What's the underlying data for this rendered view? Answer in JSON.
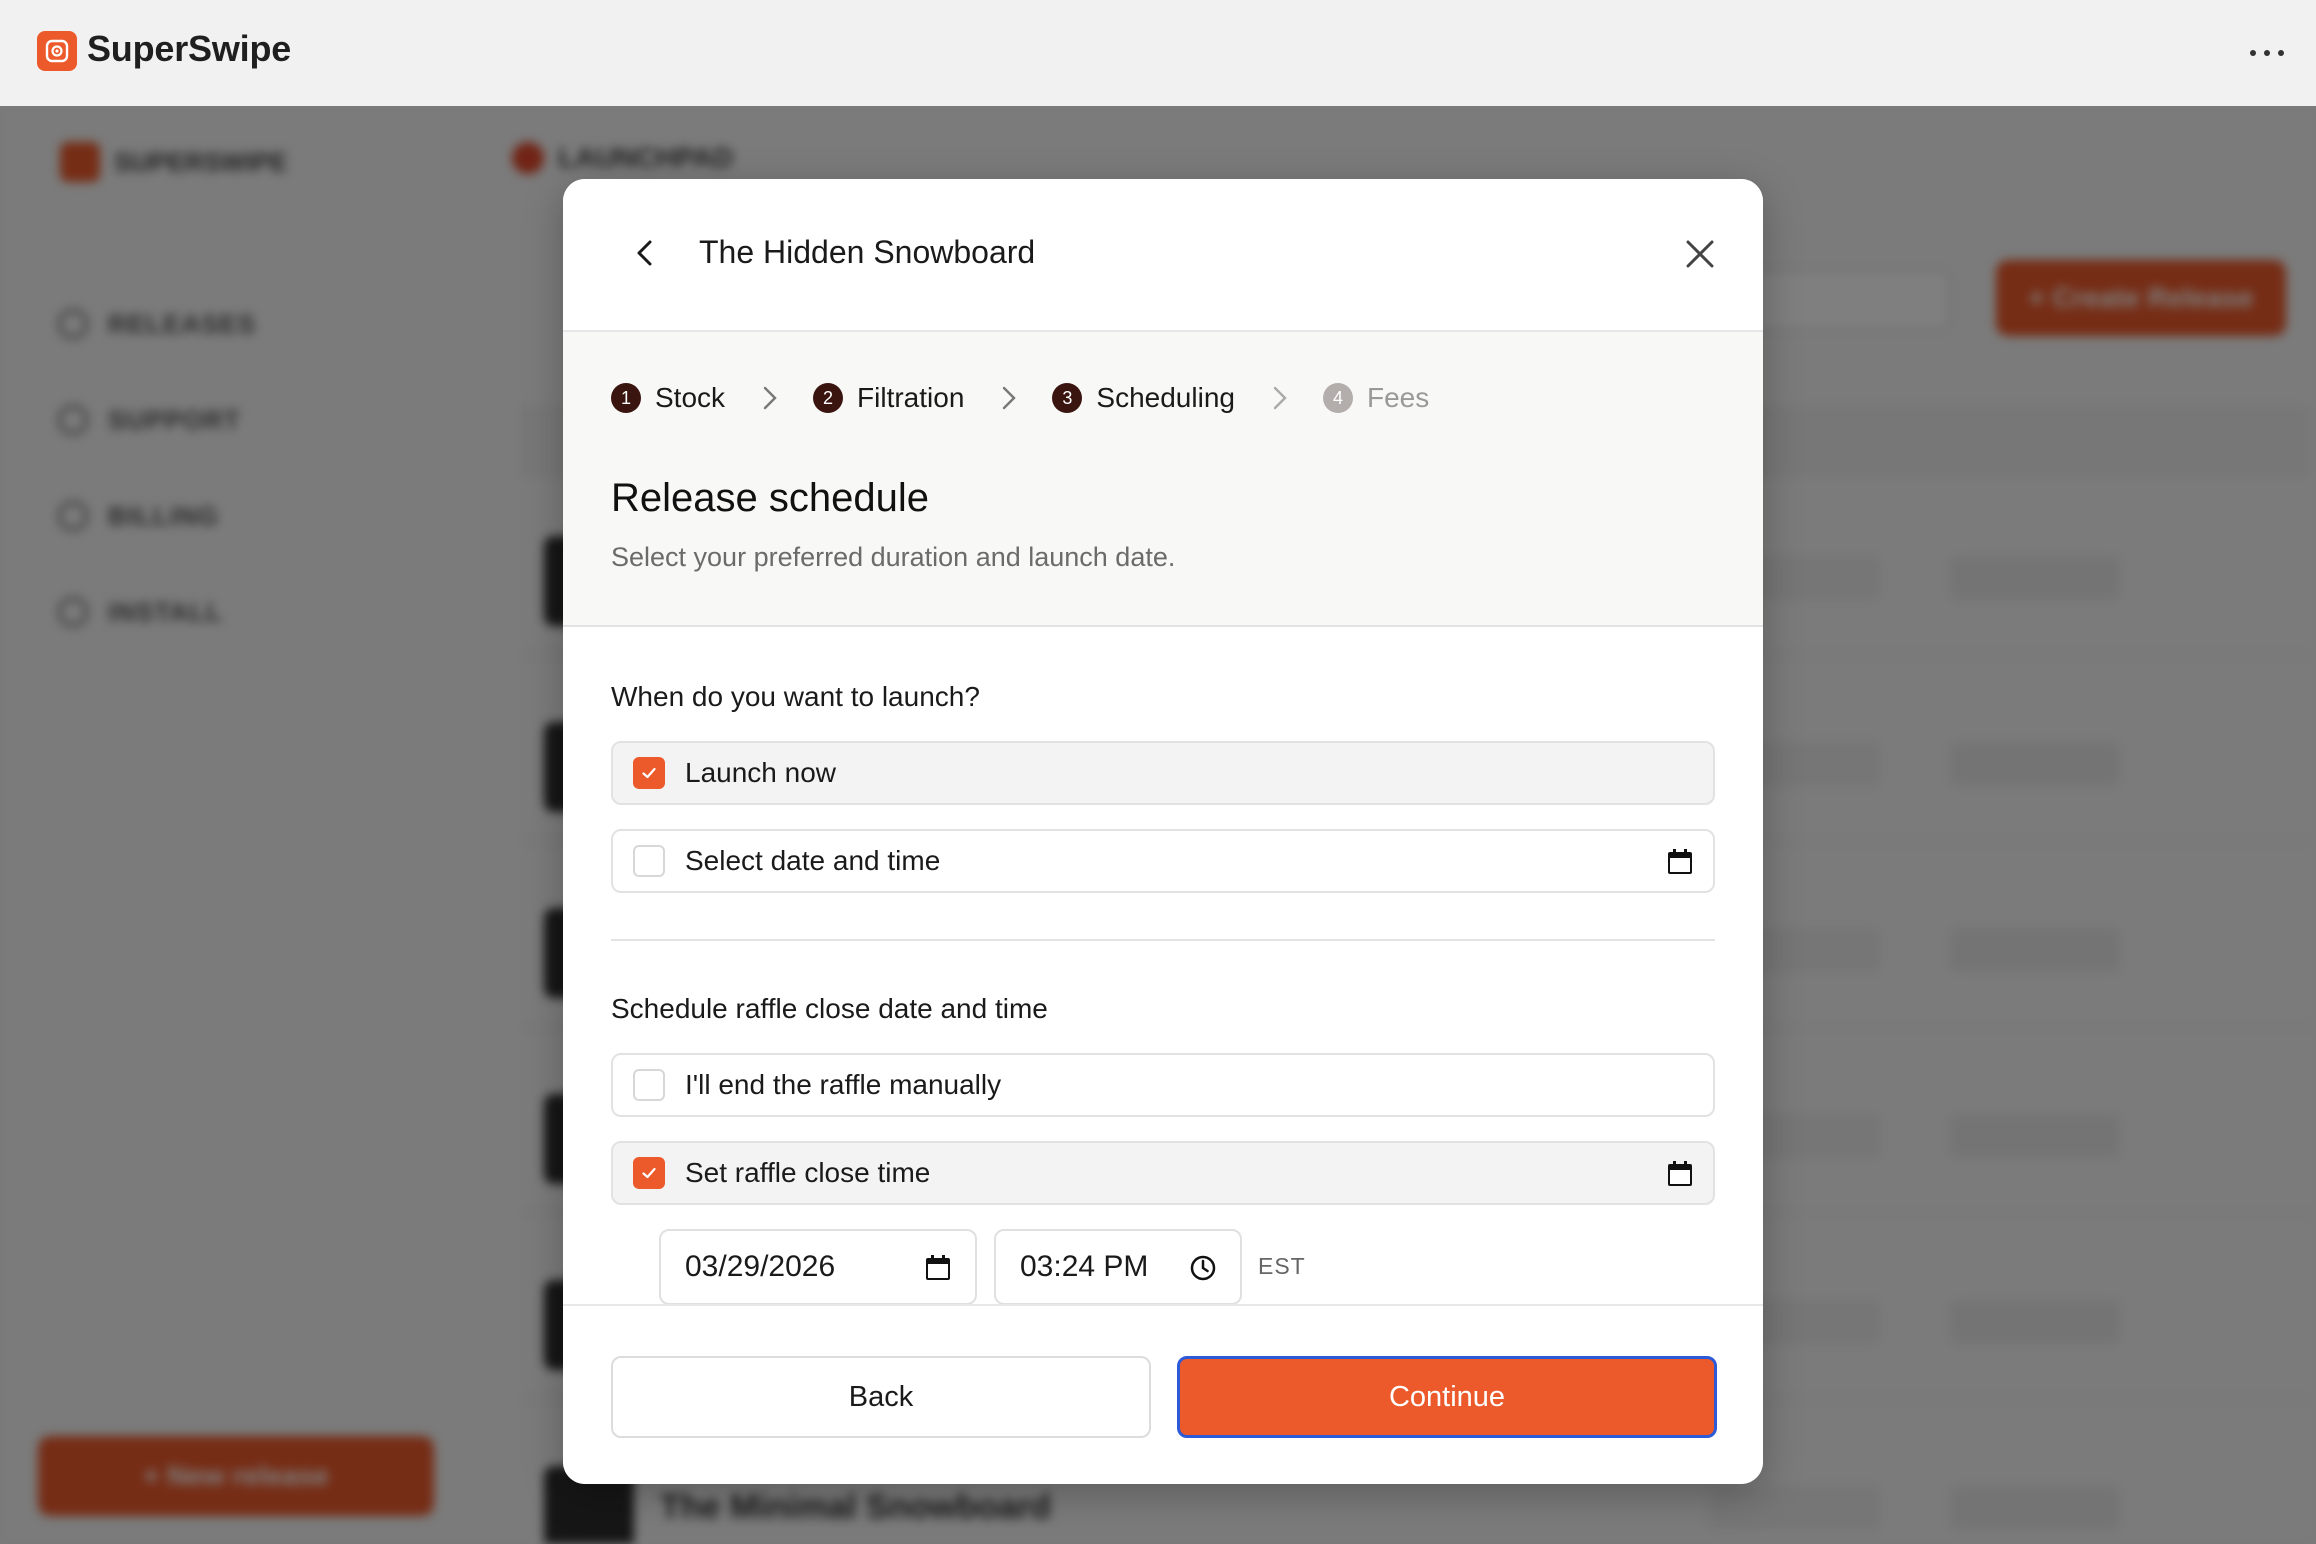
{
  "app": {
    "title": "SuperSwipe",
    "more_icon": "more-horizontal-icon"
  },
  "background": {
    "brand": "SUPERSWIPE",
    "nav": [
      "RELEASES",
      "SUPPORT",
      "BILLING",
      "INSTALL"
    ],
    "new_release": "+ New release",
    "page_header": "LAUNCHPAD",
    "create_release": "+ Create Release",
    "last_row_name": "The Minimal Snowboard"
  },
  "modal": {
    "title": "The Hidden Snowboard",
    "steps": [
      {
        "num": "1",
        "label": "Stock"
      },
      {
        "num": "2",
        "label": "Filtration"
      },
      {
        "num": "3",
        "label": "Scheduling"
      },
      {
        "num": "4",
        "label": "Fees"
      }
    ],
    "section_title": "Release schedule",
    "section_subtitle": "Select your preferred duration and launch date.",
    "launch": {
      "question": "When do you want to launch?",
      "opt_now": "Launch now",
      "opt_now_checked": true,
      "opt_schedule": "Select date and time",
      "opt_schedule_checked": false
    },
    "close": {
      "question": "Schedule raffle close date and time",
      "opt_manual": "I'll end the raffle manually",
      "opt_manual_checked": false,
      "opt_set": "Set raffle close time",
      "opt_set_checked": true,
      "date_value": "03/29/2026",
      "time_value": "03:24 PM",
      "timezone": "EST"
    },
    "buttons": {
      "back": "Back",
      "continue": "Continue"
    }
  },
  "colors": {
    "accent": "#ec5a2b",
    "step_active": "#3a1510",
    "focus_ring": "#2d5bd8"
  }
}
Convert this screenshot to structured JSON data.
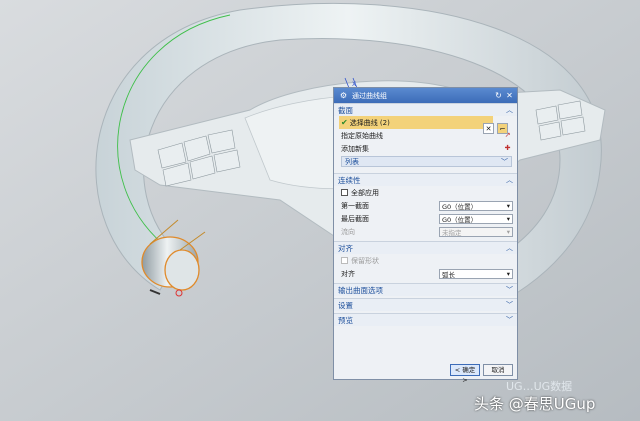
{
  "dialog": {
    "title": "通过曲线组",
    "sections": {
      "section": {
        "label": "截面",
        "select_curve": "选择曲线 (2)",
        "specify_origin": "指定原始曲线",
        "add_new_set": "添加新集",
        "list": "列表"
      },
      "continuity": {
        "label": "连续性",
        "apply_all": "全部应用",
        "first_section_label": "第一截面",
        "first_section_value": "G0（位置）",
        "last_section_label": "最后截面",
        "last_section_value": "G0（位置）",
        "flow_label": "流向",
        "flow_value": "未指定"
      },
      "alignment": {
        "label": "对齐",
        "keep_shape": "保留形状",
        "align_label": "对齐",
        "align_value": "弧长"
      },
      "output_options": {
        "label": "输出曲面选项"
      },
      "settings": {
        "label": "设置"
      },
      "preview": {
        "label": "预览"
      }
    },
    "buttons": {
      "ok": "< 确定 >",
      "cancel": "取消"
    }
  },
  "watermark": "头条 @春思UGup",
  "watermark_faint": "UG…UG数据"
}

+++

* TASK PROMPT *
Using the material above, gather every line that includes "false".

* ANSWER FOR THIS EXERCISE *
      "opt_schedule_checked": false
      "opt_manual_checked": false,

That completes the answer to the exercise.